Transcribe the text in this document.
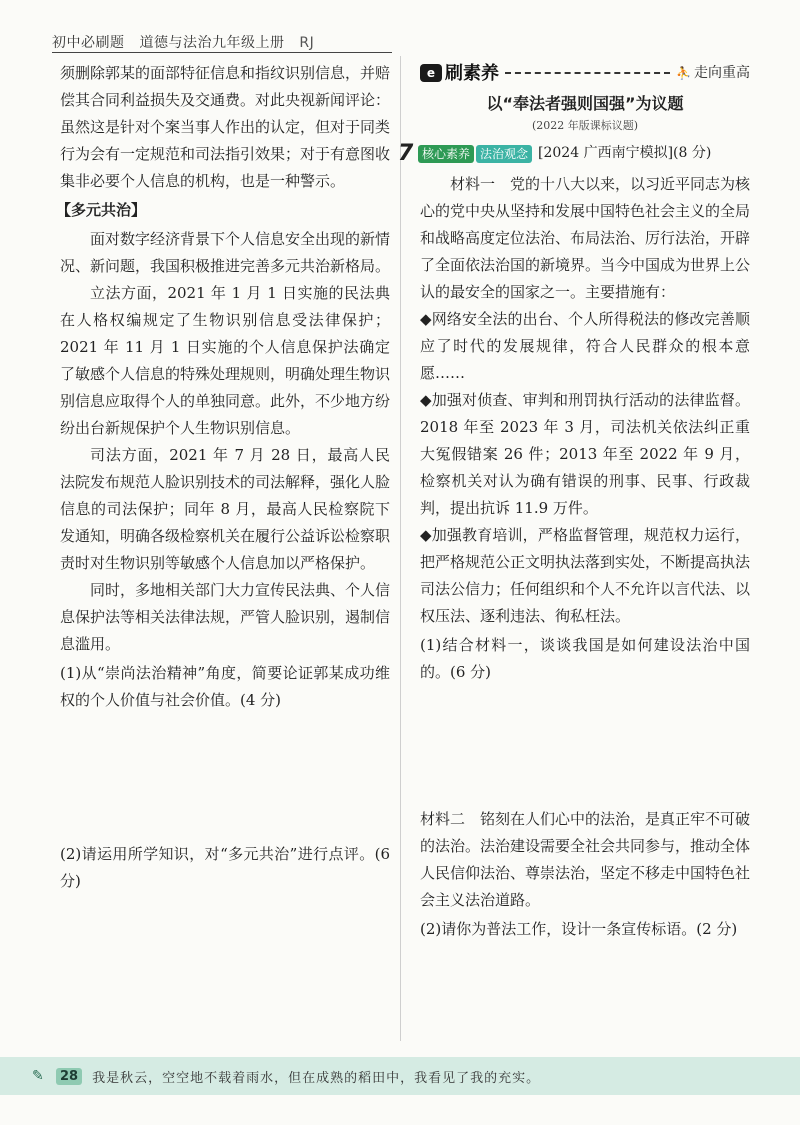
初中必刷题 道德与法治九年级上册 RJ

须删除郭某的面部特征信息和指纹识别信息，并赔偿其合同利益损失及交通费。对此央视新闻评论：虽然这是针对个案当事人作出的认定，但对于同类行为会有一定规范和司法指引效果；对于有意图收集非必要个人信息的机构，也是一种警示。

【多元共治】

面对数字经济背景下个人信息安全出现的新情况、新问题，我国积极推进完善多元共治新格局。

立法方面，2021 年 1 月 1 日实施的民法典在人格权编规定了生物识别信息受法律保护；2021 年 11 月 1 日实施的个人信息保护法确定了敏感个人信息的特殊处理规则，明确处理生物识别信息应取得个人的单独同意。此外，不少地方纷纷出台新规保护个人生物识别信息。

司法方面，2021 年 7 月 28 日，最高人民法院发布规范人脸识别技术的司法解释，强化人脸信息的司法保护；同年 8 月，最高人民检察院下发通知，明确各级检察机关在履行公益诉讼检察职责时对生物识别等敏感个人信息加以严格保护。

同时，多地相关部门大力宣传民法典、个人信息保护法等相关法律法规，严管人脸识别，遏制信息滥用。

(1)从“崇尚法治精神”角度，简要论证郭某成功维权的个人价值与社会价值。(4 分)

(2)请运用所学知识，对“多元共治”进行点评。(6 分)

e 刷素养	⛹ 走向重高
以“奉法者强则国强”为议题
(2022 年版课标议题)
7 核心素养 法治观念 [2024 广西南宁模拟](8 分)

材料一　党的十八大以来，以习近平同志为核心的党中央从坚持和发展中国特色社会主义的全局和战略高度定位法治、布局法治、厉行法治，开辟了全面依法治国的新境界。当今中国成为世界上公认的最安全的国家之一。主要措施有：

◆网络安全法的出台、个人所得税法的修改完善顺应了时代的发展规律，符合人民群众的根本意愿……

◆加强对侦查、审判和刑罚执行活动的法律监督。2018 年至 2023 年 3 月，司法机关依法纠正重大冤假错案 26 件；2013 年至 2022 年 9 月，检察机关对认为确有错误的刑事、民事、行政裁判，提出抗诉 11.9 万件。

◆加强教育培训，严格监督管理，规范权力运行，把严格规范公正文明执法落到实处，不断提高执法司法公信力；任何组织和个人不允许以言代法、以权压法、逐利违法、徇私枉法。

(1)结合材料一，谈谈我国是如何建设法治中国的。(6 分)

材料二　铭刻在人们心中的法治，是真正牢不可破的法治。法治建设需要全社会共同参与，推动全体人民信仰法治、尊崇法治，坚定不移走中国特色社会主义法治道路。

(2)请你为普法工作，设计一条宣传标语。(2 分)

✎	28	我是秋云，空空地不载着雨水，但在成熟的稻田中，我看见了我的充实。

-------------------------

◆ **Short problem**
Without the pictures, restate each entry exactly.

◆ **Exercise response**
Transcribe the text in this document.
初中必刷题 道德与法治九年级上册 RJ

须删除郭某的面部特征信息和指纹识别信息，并赔偿其合同利益损失及交通费。对此央视新闻评论：虽然这是针对个案当事人作出的认定，但对于同类行为会有一定规范和司法指引效果；对于有意图收集非必要个人信息的机构，也是一种警示。

【多元共治】

面对数字经济背景下个人信息安全出现的新情况、新问题，我国积极推进完善多元共治新格局。

立法方面，2021 年 1 月 1 日实施的民法典在人格权编规定了生物识别信息受法律保护；2021 年 11 月 1 日实施的个人信息保护法确定了敏感个人信息的特殊处理规则，明确处理生物识别信息应取得个人的单独同意。此外，不少地方纷纷出台新规保护个人生物识别信息。

司法方面，2021 年 7 月 28 日，最高人民法院发布规范人脸识别技术的司法解释，强化人脸信息的司法保护；同年 8 月，最高人民检察院下发通知，明确各级检察机关在履行公益诉讼检察职责时对生物识别等敏感个人信息加以严格保护。

同时，多地相关部门大力宣传民法典、个人信息保护法等相关法律法规，严管人脸识别，遏制信息滥用。

(1)从“崇尚法治精神”角度，简要论证郭某成功维权的个人价值与社会价值。(4 分)

(2)请运用所学知识，对“多元共治”进行点评。(6 分)

e 刷素养	⛹ 走向重高
以“奉法者强则国强”为议题
(2022 年版课标议题)
7 核心素养 法治观念 [2024 广西南宁模拟](8 分)

材料一　党的十八大以来，以习近平同志为核心的党中央从坚持和发展中国特色社会主义的全局和战略高度定位法治、布局法治、厉行法治，开辟了全面依法治国的新境界。当今中国成为世界上公认的最安全的国家之一。主要措施有：

◆网络安全法的出台、个人所得税法的修改完善顺应了时代的发展规律，符合人民群众的根本意愿……

◆加强对侦查、审判和刑罚执行活动的法律监督。2018 年至 2023 年 3 月，司法机关依法纠正重大冤假错案 26 件；2013 年至 2022 年 9 月，检察机关对认为确有错误的刑事、民事、行政裁判，提出抗诉 11.9 万件。

◆加强教育培训，严格监督管理，规范权力运行，把严格规范公正文明执法落到实处，不断提高执法司法公信力；任何组织和个人不允许以言代法、以权压法、逐利违法、徇私枉法。

(1)结合材料一，谈谈我国是如何建设法治中国的。(6 分)

材料二　铭刻在人们心中的法治，是真正牢不可破的法治。法治建设需要全社会共同参与，推动全体人民信仰法治、尊崇法治，坚定不移走中国特色社会主义法治道路。

(2)请你为普法工作，设计一条宣传标语。(2 分)

✎	28	我是秋云，空空地不载着雨水，但在成熟的稻田中，我看见了我的充实。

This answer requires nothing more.